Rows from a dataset
▶

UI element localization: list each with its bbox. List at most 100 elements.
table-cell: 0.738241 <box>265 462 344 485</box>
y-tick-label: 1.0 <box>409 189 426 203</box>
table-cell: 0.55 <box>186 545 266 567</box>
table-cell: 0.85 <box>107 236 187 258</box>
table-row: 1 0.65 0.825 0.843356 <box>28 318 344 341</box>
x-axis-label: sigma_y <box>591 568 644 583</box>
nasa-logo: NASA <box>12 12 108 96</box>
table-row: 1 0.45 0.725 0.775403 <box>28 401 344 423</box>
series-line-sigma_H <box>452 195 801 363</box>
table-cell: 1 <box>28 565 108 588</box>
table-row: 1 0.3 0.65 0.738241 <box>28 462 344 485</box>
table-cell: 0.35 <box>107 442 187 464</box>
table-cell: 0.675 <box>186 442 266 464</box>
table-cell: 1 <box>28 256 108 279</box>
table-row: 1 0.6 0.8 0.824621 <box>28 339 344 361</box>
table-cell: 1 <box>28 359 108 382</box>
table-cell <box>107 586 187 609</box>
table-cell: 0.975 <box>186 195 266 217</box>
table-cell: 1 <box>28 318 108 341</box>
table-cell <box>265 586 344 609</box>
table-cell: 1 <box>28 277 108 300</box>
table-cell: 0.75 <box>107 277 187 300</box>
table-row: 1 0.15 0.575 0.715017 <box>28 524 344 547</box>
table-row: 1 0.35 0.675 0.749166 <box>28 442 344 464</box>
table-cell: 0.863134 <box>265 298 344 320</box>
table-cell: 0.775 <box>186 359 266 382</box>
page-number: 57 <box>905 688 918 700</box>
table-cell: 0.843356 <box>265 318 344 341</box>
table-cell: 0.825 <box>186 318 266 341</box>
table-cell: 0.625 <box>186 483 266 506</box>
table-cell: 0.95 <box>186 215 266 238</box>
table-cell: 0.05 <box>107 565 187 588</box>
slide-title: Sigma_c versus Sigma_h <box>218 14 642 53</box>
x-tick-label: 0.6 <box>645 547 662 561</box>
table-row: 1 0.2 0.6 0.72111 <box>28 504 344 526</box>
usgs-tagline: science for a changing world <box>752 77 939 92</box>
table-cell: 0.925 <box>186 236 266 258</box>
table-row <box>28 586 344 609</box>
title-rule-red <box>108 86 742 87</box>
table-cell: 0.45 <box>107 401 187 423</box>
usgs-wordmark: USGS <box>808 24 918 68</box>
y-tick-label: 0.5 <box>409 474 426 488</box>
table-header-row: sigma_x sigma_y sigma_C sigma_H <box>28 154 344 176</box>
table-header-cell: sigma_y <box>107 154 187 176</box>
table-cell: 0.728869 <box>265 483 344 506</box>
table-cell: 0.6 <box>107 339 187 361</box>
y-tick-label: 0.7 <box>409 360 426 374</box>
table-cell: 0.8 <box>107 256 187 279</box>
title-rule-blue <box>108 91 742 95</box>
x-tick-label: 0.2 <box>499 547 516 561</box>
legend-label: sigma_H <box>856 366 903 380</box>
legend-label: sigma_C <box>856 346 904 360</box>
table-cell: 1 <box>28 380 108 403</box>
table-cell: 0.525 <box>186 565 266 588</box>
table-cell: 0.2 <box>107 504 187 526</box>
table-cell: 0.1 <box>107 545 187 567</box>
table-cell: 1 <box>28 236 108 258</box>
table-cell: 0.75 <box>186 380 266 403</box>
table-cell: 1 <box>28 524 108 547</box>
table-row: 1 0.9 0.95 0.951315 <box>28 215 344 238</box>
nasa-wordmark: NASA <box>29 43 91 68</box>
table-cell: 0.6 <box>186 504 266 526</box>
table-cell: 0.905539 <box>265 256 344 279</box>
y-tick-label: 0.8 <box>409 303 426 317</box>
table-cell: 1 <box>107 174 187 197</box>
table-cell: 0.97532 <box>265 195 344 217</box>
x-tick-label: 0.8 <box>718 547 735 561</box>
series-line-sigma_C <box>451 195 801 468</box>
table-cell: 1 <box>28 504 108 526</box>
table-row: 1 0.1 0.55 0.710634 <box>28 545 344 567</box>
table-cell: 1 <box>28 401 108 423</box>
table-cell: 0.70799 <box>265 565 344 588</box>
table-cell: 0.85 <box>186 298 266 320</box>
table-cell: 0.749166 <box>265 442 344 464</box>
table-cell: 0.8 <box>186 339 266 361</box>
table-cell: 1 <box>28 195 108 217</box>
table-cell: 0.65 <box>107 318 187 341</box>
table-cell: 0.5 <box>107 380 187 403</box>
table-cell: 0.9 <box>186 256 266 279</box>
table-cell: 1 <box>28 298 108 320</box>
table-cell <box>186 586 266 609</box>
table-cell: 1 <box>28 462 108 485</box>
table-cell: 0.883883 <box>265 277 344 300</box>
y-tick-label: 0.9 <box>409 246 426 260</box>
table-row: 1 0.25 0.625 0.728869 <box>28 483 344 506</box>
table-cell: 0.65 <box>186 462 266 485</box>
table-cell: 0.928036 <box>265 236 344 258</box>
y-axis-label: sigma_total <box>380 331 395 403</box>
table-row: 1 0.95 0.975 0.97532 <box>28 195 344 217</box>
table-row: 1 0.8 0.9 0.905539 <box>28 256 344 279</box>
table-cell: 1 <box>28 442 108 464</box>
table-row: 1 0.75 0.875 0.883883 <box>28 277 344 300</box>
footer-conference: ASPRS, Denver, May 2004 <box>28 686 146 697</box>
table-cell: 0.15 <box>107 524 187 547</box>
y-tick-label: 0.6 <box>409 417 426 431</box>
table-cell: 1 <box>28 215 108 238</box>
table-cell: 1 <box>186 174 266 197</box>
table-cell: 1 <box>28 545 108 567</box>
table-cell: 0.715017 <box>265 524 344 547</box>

◀
▶

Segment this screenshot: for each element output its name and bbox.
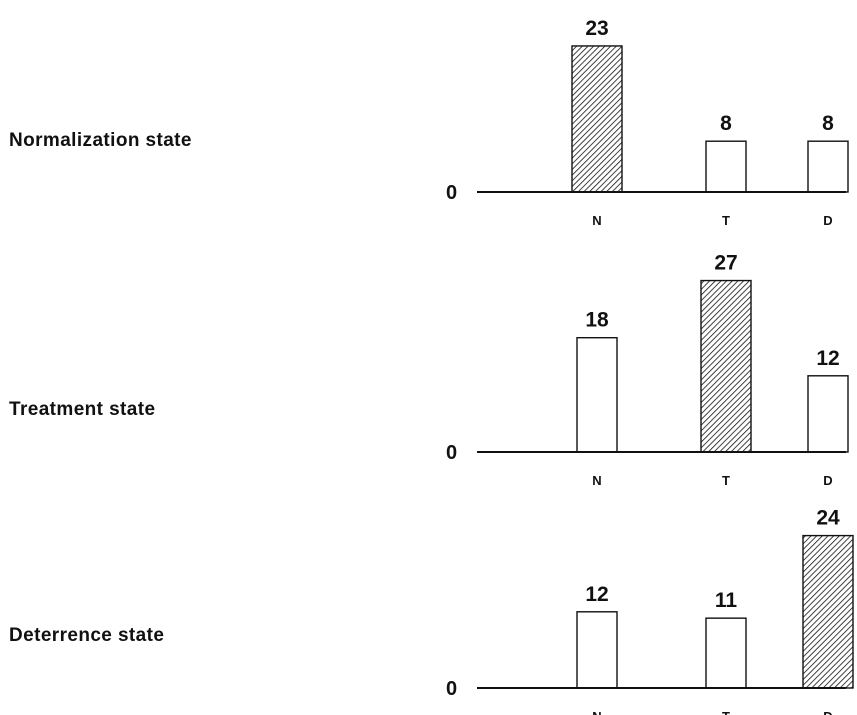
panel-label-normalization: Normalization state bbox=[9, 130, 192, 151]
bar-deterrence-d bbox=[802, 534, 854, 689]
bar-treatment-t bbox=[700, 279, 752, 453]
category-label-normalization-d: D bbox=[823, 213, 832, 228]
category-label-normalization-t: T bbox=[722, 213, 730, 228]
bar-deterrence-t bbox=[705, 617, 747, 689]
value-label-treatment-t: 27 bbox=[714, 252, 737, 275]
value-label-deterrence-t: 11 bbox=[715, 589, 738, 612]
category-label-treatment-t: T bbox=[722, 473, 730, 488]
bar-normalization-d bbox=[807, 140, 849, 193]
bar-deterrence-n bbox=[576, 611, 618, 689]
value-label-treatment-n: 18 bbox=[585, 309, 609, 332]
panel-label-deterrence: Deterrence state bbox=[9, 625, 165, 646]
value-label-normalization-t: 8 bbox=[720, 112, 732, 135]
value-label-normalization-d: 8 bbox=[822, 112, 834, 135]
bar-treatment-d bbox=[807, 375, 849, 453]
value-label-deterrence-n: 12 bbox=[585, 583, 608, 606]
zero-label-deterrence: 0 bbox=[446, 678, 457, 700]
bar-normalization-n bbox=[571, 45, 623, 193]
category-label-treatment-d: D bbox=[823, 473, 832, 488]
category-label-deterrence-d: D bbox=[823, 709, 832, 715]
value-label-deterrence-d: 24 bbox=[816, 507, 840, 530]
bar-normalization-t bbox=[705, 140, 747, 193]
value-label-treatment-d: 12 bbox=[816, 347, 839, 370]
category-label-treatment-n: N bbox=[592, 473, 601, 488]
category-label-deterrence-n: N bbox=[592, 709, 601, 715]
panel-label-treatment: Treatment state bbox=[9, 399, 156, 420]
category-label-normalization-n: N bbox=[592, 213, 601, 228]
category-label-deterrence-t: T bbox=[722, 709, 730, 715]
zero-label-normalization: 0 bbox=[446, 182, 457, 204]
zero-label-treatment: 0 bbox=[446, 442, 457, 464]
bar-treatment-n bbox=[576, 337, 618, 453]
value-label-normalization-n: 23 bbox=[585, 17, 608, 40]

◀

## What the task requires
Please rewrite the lines from the one containing "UI element localization: list" up to and including the one containing "table-row: 1 0.45", changing "table-cell" to "grid-cell" and leaving everything else as it is.

## Result of the exercise
UI element localization: list each with its bbox. List at most 100 elements.
grid-cell: 0.738241 <box>265 462 344 485</box>
y-tick-label: 1.0 <box>409 189 426 203</box>
grid-cell: 0.55 <box>186 545 266 567</box>
grid-cell: 0.85 <box>107 236 187 258</box>
table-row: 1 0.65 0.825 0.843356 <box>28 318 344 341</box>
x-axis-label: sigma_y <box>591 568 644 583</box>
nasa-logo: NASA <box>12 12 108 96</box>
table-row: 1 0.45 0.725 0.775403 <box>28 401 344 423</box>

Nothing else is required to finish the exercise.